## START GIVEN DATA
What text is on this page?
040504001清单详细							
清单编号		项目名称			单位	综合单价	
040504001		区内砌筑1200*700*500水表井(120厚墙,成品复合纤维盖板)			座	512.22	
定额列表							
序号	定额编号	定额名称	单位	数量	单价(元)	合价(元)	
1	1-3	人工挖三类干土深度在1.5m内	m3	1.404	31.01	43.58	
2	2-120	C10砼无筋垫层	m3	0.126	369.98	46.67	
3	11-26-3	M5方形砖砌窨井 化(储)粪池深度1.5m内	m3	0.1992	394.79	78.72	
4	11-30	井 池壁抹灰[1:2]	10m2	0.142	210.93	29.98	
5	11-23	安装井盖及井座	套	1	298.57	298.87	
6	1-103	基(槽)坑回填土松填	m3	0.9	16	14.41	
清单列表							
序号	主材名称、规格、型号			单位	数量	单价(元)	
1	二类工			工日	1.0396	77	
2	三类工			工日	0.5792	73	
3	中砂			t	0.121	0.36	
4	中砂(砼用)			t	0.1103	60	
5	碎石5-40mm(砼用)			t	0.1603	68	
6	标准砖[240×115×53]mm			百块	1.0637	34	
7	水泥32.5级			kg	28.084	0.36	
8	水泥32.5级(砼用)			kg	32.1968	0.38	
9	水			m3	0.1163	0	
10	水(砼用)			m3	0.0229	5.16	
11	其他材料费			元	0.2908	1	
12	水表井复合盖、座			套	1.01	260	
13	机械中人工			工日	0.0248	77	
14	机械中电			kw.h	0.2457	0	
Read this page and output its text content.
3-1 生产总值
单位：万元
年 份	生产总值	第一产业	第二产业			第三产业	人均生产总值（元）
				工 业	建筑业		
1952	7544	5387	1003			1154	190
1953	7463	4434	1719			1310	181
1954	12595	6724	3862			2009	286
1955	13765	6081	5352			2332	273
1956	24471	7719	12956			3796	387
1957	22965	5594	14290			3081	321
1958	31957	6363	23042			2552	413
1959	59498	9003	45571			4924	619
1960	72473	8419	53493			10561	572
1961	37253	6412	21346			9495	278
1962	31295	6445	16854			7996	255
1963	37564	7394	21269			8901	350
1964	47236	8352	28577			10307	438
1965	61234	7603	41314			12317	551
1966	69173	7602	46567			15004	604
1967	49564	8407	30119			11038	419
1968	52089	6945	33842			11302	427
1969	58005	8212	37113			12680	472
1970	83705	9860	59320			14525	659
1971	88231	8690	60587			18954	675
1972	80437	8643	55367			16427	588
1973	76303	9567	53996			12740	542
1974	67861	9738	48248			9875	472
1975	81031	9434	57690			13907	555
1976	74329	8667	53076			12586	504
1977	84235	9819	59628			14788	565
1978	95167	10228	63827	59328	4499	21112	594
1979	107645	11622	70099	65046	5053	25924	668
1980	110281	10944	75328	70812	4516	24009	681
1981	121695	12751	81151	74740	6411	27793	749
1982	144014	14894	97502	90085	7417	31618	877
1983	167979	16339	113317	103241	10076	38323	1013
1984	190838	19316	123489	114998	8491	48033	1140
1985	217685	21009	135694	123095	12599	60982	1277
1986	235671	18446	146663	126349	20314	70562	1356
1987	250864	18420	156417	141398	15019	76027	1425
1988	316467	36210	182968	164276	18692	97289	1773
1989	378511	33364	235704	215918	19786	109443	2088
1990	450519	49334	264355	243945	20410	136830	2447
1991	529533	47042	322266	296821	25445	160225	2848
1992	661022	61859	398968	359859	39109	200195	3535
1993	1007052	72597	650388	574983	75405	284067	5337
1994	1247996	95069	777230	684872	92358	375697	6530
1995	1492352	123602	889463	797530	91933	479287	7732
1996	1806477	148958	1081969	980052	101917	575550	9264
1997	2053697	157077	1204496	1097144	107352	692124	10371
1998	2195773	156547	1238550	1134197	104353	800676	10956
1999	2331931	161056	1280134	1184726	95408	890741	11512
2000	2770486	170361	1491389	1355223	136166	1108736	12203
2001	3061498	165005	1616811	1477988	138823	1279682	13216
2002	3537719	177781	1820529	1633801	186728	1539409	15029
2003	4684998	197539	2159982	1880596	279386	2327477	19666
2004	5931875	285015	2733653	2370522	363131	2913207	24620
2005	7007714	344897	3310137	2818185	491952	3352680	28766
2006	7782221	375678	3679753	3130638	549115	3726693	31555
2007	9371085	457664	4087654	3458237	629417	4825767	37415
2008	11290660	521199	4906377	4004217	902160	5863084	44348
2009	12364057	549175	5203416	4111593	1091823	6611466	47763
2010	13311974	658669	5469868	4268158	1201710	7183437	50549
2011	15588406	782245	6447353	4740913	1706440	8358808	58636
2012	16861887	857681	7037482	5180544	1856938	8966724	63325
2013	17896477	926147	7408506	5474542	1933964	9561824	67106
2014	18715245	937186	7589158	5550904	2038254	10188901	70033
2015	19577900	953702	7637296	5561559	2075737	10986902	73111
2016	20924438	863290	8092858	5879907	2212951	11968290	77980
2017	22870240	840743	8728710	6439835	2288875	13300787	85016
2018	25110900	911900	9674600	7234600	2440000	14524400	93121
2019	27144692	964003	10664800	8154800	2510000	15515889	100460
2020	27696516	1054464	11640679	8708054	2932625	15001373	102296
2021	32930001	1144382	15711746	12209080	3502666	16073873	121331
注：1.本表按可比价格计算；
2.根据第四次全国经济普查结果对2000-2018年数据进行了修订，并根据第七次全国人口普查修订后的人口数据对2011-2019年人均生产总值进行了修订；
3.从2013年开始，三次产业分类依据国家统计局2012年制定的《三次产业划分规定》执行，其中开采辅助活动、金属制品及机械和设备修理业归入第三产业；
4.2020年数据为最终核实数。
## END GIVEN DATA
▶ [EXERCISE BRIEF]: Only a number is expected here: the count of lines in the listing that hold the string "this".

▶ [RESPONSE]: 2